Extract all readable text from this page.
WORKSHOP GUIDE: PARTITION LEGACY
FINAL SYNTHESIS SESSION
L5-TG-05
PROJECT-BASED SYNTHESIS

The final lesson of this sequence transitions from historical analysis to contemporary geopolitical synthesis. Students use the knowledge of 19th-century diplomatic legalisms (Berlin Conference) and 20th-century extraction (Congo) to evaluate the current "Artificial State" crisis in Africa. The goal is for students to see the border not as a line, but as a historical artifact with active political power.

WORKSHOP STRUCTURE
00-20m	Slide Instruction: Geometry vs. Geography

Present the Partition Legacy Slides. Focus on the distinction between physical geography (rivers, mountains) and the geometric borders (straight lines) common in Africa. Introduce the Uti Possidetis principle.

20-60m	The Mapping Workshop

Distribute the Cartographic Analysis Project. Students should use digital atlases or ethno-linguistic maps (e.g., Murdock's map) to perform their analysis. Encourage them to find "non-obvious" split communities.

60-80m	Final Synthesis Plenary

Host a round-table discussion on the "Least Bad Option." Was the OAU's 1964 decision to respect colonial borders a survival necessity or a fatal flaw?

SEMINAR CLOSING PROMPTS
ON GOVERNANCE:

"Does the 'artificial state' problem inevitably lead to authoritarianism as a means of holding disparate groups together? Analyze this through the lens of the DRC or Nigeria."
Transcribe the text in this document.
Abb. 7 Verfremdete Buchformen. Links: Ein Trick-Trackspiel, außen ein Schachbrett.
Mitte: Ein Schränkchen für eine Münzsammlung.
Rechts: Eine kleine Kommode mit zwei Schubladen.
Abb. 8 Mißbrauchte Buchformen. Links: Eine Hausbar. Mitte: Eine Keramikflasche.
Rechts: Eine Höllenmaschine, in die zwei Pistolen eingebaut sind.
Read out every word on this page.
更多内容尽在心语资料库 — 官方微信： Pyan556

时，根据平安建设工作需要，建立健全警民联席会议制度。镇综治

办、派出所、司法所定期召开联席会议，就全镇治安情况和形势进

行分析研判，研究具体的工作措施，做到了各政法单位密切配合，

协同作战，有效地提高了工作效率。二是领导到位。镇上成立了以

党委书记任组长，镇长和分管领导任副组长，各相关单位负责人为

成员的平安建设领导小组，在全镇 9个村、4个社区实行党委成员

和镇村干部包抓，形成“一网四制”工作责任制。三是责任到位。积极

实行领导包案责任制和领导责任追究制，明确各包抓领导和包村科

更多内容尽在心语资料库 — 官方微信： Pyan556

— EXERCISE AIM —
Set out the complete listing exactly as shown.

— THE REPLY —
Extract all readable text from this page.
WORKSHOP GUIDE: PARTITION LEGACY
FINAL SYNTHESIS SESSION
L5-TG-05
PROJECT-BASED SYNTHESIS

The final lesson of this sequence transitions from historical analysis to contemporary geopolitical synthesis. Students use the knowledge of 19th-century diplomatic legalisms (Berlin Conference) and 20th-century extraction (Congo) to evaluate the current "Artificial State" crisis in Africa. The goal is for students to see the border not as a line, but as a historical artifact with active political power.

WORKSHOP STRUCTURE
00-20m	Slide Instruction: Geometry vs. Geography

Present the Partition Legacy Slides. Focus on the distinction between physical geography (rivers, mountains) and the geometric borders (straight lines) common in Africa. Introduce the Uti Possidetis principle.

20-60m	The Mapping Workshop

Distribute the Cartographic Analysis Project. Students should use digital atlases or ethno-linguistic maps (e.g., Murdock's map) to perform their analysis. Encourage them to find "non-obvious" split communities.

60-80m	Final Synthesis Plenary

Host a round-table discussion on the "Least Bad Option." Was the OAU's 1964 decision to respect colonial borders a survival necessity or a fatal flaw?

SEMINAR CLOSING PROMPTS
ON GOVERNANCE:

"Does the 'artificial state' problem inevitably lead to authoritarianism as a means of holding disparate groups together? Analyze this through the lens of the DRC or Nigeria."
Transcribe the text in this document.
Abb. 7 Verfremdete Buchformen. Links: Ein Trick-Trackspiel, außen ein Schachbrett.
Mitte: Ein Schränkchen für eine Münzsammlung.
Rechts: Eine kleine Kommode mit zwei Schubladen.
Abb. 8 Mißbrauchte Buchformen. Links: Eine Hausbar. Mitte: Eine Keramikflasche.
Rechts: Eine Höllenmaschine, in die zwei Pistolen eingebaut sind.
Read out every word on this page.
更多内容尽在心语资料库 — 官方微信： Pyan556

时，根据平安建设工作需要，建立健全警民联席会议制度。镇综治

办、派出所、司法所定期召开联席会议，就全镇治安情况和形势进

行分析研判，研究具体的工作措施，做到了各政法单位密切配合，

协同作战，有效地提高了工作效率。二是领导到位。镇上成立了以

党委书记任组长，镇长和分管领导任副组长，各相关单位负责人为

成员的平安建设领导小组，在全镇 9个村、4个社区实行党委成员

和镇村干部包抓，形成“一网四制”工作责任制。三是责任到位。积极

实行领导包案责任制和领导责任追究制，明确各包抓领导和包村科

更多内容尽在心语资料库 — 官方微信： Pyan556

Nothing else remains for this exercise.